▶ Directions for this task:
Go through the material below and copy all lines with "tributylétain".

Dataset entries:
(begin)
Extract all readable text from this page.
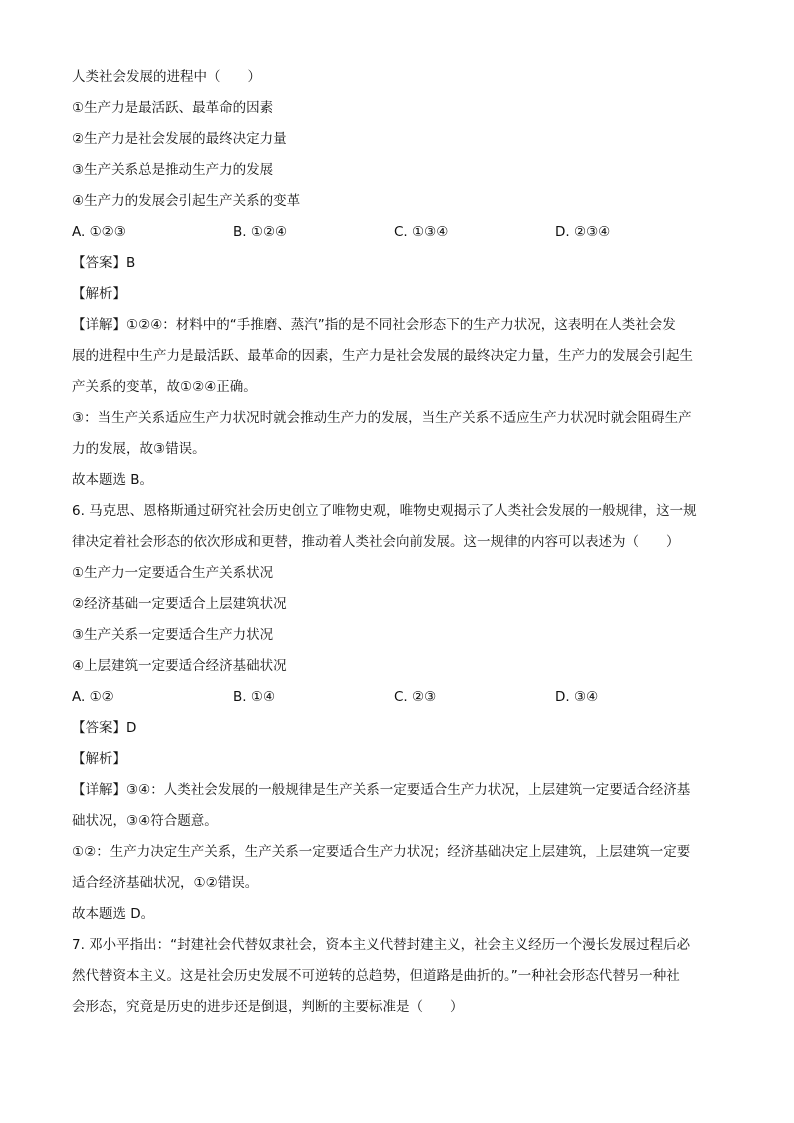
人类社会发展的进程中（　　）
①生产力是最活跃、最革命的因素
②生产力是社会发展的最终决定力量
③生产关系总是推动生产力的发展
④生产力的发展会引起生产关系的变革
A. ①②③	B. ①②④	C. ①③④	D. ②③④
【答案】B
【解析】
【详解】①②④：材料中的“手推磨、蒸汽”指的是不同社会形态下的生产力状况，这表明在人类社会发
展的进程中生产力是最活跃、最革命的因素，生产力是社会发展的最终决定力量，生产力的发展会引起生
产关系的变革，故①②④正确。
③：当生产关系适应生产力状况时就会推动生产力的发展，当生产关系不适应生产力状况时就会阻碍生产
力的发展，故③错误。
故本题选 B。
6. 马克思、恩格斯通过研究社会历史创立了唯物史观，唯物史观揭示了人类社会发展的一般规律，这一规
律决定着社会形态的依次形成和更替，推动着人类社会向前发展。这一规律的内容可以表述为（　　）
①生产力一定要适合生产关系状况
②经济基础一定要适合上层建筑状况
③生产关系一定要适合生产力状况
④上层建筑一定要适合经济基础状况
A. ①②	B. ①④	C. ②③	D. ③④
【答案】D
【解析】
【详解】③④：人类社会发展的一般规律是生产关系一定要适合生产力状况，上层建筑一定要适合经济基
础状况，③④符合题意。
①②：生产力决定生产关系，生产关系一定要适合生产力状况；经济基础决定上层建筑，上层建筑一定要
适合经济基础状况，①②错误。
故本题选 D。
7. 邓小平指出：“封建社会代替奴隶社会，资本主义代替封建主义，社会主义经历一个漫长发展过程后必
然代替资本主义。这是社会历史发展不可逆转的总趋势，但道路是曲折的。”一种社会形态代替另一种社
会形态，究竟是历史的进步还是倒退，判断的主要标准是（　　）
(end)
(begin)
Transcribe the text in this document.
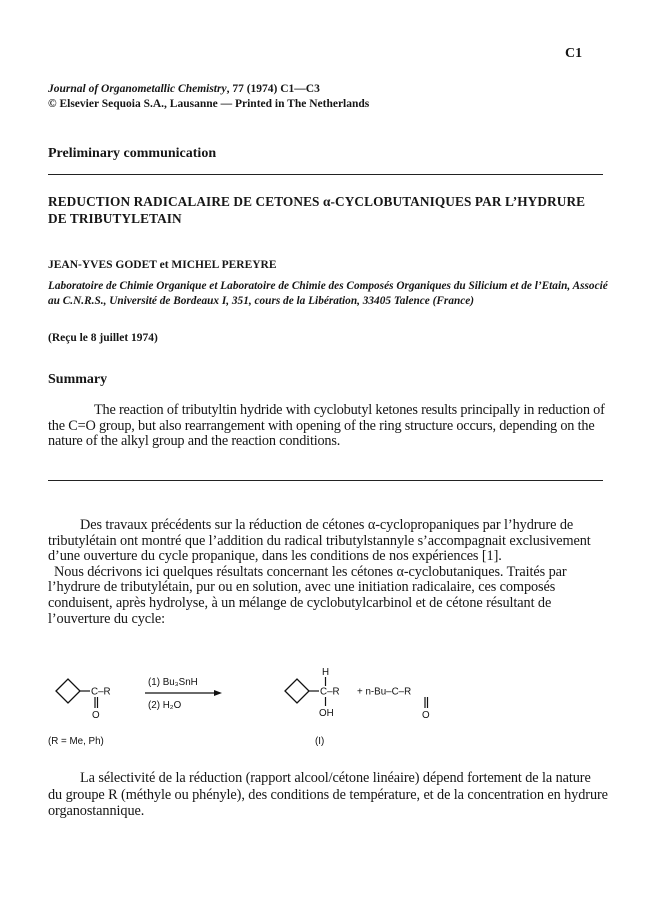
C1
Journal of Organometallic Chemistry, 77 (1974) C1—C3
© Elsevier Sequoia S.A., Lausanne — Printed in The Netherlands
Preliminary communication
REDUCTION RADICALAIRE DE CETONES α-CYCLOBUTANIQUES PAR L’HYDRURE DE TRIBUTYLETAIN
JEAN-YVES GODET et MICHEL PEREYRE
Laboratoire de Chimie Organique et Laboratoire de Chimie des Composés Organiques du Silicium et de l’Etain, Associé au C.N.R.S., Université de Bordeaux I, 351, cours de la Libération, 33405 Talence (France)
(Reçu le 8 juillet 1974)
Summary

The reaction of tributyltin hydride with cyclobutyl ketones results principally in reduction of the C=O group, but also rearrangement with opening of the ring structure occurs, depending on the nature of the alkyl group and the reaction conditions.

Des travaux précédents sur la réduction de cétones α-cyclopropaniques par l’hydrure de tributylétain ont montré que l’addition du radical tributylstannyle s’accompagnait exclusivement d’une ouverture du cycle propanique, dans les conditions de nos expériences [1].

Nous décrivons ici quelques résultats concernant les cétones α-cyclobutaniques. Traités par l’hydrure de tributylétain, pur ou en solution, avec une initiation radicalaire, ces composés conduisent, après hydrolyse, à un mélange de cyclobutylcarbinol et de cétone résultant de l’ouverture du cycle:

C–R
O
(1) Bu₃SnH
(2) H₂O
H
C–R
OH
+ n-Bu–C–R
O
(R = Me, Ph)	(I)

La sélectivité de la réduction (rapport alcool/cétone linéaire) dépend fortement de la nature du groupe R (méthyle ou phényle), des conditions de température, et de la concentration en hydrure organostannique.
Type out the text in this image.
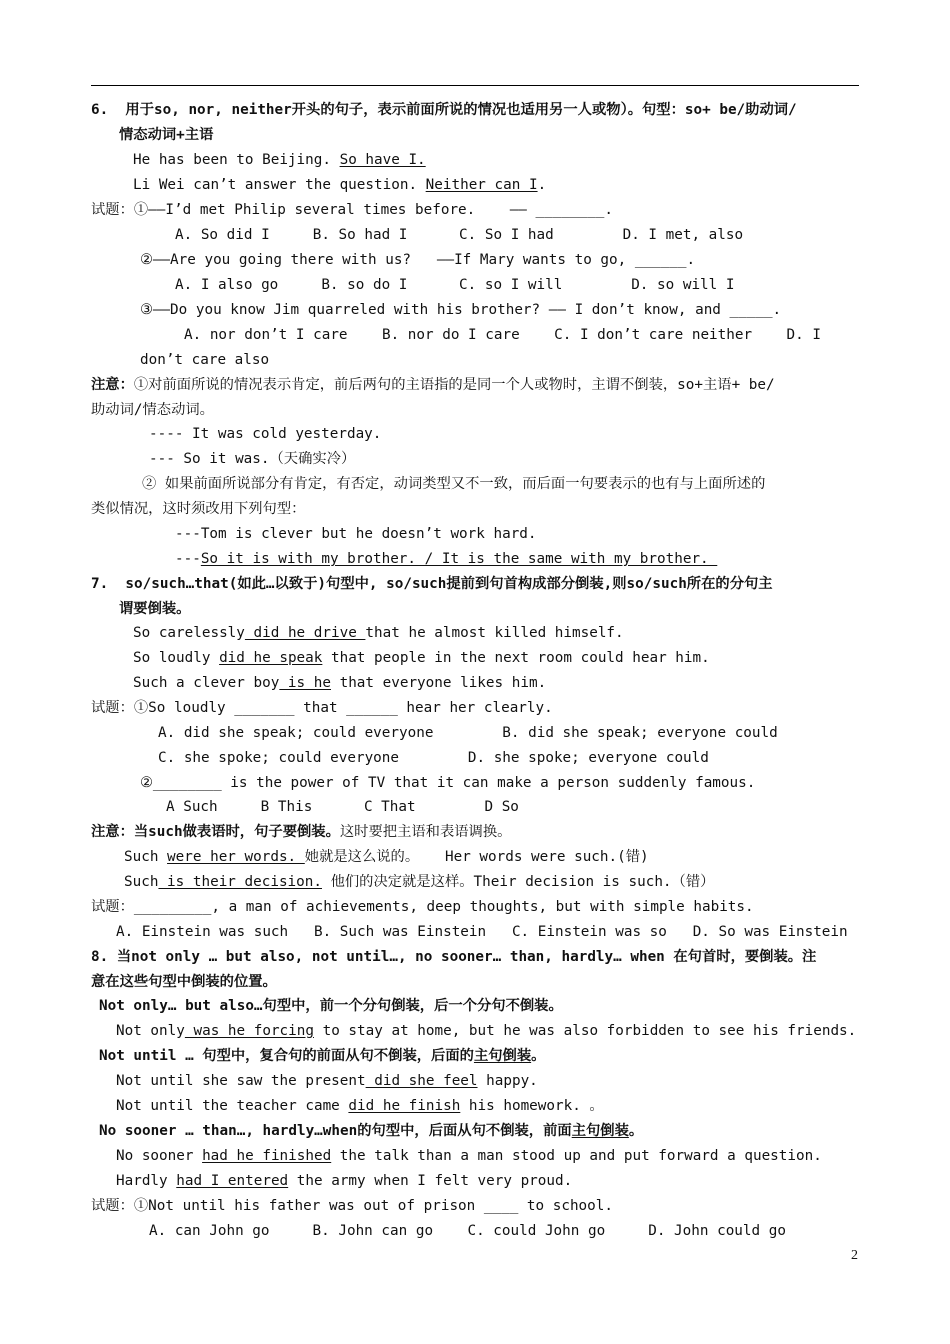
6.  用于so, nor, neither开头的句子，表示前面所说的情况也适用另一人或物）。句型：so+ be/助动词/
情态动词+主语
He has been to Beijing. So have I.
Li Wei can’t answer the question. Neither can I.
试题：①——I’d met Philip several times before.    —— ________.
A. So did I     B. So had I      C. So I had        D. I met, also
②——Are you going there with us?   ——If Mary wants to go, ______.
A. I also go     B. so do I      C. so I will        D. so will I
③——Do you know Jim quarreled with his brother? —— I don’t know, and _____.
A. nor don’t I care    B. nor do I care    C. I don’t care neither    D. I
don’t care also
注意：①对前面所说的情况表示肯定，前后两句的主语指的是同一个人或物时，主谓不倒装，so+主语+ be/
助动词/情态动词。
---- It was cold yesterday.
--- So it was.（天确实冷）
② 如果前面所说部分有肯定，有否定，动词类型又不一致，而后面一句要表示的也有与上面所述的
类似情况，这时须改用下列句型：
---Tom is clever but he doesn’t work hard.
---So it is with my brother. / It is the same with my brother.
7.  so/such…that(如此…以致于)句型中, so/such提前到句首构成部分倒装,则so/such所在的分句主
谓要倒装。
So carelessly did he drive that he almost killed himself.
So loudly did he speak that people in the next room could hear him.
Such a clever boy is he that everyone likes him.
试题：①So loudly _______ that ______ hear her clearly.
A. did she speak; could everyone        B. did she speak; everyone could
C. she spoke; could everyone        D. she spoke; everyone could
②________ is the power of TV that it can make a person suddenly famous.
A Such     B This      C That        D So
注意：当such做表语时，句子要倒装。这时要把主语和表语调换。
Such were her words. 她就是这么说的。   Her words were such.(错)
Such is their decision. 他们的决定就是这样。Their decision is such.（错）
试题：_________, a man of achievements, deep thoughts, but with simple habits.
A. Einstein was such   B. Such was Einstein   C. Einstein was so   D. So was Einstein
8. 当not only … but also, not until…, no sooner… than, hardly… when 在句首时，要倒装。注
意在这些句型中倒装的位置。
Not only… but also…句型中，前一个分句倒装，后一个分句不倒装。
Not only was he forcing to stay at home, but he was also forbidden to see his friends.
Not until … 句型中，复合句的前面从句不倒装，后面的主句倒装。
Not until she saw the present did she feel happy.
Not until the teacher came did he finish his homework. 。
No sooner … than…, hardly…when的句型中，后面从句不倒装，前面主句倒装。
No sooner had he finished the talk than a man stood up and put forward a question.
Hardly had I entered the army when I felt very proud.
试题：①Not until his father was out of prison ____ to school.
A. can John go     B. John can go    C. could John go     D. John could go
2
(end)
▶ Worked solution:
Des travaux précédents sur la réduction de cétones α-cyclopropaniques par l’hydrure de tributylétain ont montré que l’addition du radical tributylstannyle s’accompagnait exclusivement d’une ouverture du cycle propanique, dans les conditions de nos expériences [1].
Nous décrivons ici quelques résultats concernant les cétones α-cyclobutaniques. Traités par l’hydrure de tributylétain, pur ou en solution, avec une initiation radicalaire, ces composés conduisent, après hydrolyse, à un mélange de cyclobutylcarbinol et de cétone résultant de l’ouverture du cycle:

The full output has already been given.